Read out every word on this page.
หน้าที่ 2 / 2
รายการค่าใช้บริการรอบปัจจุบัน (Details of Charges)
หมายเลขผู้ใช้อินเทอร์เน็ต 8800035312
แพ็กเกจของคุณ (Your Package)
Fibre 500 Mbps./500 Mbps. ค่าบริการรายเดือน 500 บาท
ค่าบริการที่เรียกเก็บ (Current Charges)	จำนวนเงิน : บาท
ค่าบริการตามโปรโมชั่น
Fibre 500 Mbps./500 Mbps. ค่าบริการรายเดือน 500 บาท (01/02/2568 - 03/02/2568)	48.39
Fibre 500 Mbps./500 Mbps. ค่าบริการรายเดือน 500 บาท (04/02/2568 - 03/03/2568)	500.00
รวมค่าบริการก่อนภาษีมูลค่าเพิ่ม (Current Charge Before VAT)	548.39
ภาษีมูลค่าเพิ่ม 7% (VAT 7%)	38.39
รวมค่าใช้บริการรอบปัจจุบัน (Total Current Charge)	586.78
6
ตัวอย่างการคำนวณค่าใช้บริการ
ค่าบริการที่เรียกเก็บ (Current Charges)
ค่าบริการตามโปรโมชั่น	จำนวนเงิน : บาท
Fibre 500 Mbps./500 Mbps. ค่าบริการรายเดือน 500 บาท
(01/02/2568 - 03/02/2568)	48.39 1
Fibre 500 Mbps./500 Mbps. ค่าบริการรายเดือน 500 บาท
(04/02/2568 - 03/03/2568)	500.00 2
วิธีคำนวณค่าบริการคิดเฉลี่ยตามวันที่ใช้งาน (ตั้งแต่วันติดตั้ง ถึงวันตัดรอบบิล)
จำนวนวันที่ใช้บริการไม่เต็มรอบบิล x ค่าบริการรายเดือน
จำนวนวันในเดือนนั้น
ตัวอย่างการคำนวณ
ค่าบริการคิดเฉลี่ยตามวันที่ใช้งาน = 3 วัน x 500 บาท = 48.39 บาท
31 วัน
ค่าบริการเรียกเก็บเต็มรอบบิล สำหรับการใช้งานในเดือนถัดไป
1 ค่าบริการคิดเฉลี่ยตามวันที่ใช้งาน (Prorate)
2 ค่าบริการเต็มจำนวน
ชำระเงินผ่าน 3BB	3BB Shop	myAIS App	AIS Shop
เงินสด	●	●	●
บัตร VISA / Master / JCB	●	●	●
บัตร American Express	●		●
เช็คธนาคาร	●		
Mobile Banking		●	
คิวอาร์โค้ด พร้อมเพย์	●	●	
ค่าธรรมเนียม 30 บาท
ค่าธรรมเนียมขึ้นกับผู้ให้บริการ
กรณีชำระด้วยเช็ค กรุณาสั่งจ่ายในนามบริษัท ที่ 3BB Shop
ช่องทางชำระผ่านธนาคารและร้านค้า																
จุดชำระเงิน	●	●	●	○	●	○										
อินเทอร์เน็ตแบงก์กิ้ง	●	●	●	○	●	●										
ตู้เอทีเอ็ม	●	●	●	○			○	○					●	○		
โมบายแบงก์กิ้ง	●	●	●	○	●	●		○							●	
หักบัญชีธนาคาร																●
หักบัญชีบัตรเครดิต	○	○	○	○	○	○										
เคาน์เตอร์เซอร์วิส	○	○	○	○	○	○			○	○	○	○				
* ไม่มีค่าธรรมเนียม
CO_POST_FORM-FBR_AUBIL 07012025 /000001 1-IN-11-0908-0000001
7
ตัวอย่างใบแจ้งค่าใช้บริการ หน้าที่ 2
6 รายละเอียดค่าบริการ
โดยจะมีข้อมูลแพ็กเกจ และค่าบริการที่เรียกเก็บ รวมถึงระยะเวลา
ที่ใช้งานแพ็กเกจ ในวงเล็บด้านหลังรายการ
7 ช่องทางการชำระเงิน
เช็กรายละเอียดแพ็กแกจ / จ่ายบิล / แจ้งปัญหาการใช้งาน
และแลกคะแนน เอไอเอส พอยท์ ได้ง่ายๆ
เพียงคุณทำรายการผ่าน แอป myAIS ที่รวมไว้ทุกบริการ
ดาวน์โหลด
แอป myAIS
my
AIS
#####
Job:
Each line in the listing above that contains "Charges" should be copied.

Answer to the task:
รายการค่าใช้บริการรอบปัจจุบัน (Details of Charges)
ค่าบริการที่เรียกเก็บ (Current Charges)	จำนวนเงิน : บาท
ค่าบริการที่เรียกเก็บ (Current Charges)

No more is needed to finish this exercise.